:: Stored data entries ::

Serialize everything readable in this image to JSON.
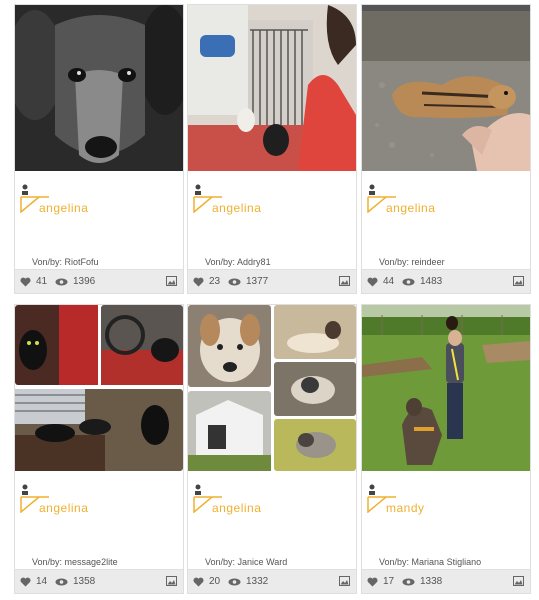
{
  "labels": {
    "author_prefix": "Von/by:"
  },
  "colors": {
    "accent": "#f0b030",
    "stats_bg": "#ebebeb",
    "card_border": "#dedede"
  },
  "cards": [
    {
      "username": "angelina",
      "author": "RiotFofu",
      "likes": "41",
      "views": "1396",
      "photo": "grey dog close-up portrait"
    },
    {
      "username": "angelina",
      "author": "Addry81",
      "likes": "23",
      "views": "1377",
      "photo": "two dogs by a gate with a girl in red"
    },
    {
      "username": "angelina",
      "author": "reindeer",
      "likes": "44",
      "views": "1483",
      "photo": "chipmunk on a hand"
    },
    {
      "username": "angelina",
      "author": "message2lite",
      "likes": "14",
      "views": "1358",
      "photo": "collage of black cats"
    },
    {
      "username": "angelina",
      "author": "Janice Ward",
      "likes": "20",
      "views": "1332",
      "photo": "collage of a dog and cats"
    },
    {
      "username": "mandy",
      "author": "Mariana Stigliano",
      "likes": "17",
      "views": "1338",
      "photo": "woman with a dog on a lawn"
    }
  ]
}
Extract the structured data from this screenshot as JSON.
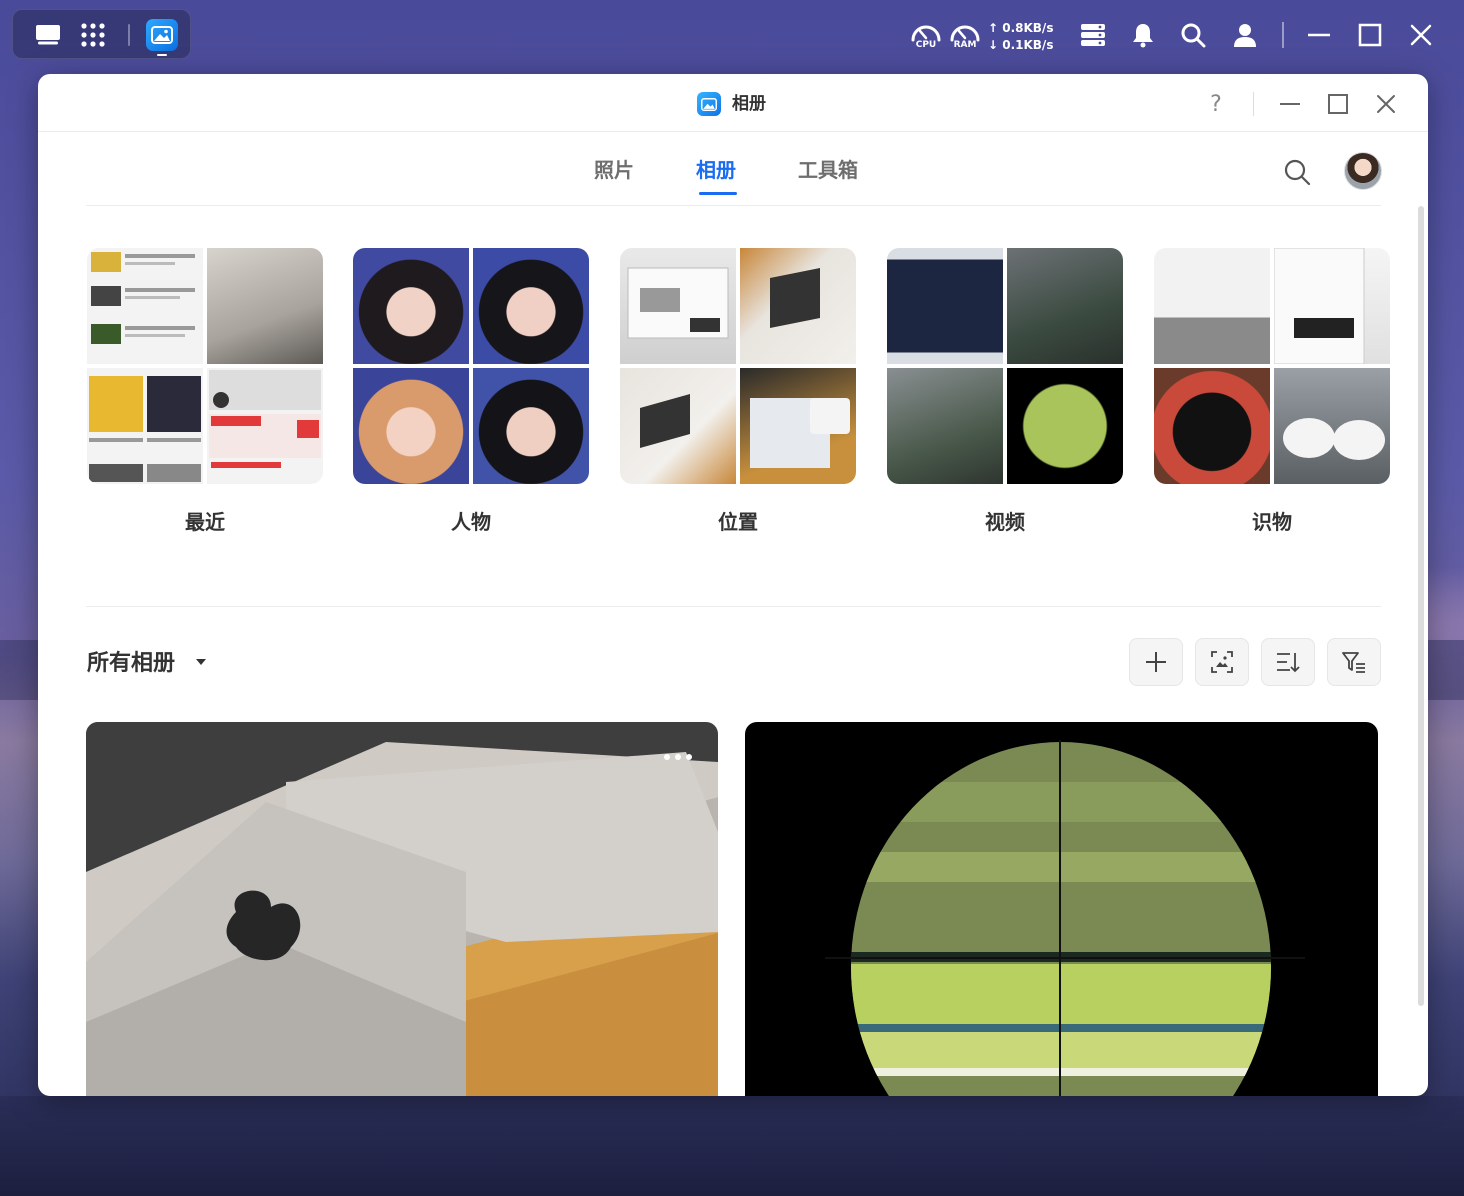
{
  "desktop": {
    "taskbar": {
      "desktop_icon": "desktop-icon",
      "apps_icon": "app-grid-icon",
      "active_app_icon": "photos-app-icon"
    },
    "monitor": {
      "cpu_label": "CPU",
      "ram_label": "RAM",
      "upload": "↑ 0.8KB/s",
      "download": "↓ 0.1KB/s"
    },
    "system_icons": [
      "stack-icon",
      "bell-icon",
      "search-icon",
      "user-icon"
    ],
    "window_controls": [
      "minimize-icon",
      "maximize-icon",
      "close-icon"
    ]
  },
  "window": {
    "title": "相册",
    "help_label": "?",
    "tabs": [
      {
        "label": "照片",
        "active": false
      },
      {
        "label": "相册",
        "active": true
      },
      {
        "label": "工具箱",
        "active": false
      }
    ],
    "accent_color": "#1a6cf0"
  },
  "smart_albums": [
    {
      "label": "最近"
    },
    {
      "label": "人物"
    },
    {
      "label": "位置"
    },
    {
      "label": "视频"
    },
    {
      "label": "识物"
    }
  ],
  "all_albums": {
    "title": "所有相册",
    "tools": [
      "add-icon",
      "image-scan-icon",
      "sort-icon",
      "filter-icon"
    ],
    "cards": [
      {
        "name": "album-card-1",
        "has_menu": true
      },
      {
        "name": "album-card-2",
        "has_menu": false
      }
    ]
  }
}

:: Aim ::
Pick out and copy the lines of the entries that hold the string "likes".

:: Exercise response ::
      "likes": "41",
      "likes": "23",
      "likes": "44",
      "likes": "14",
      "likes": "20",
      "likes": "17",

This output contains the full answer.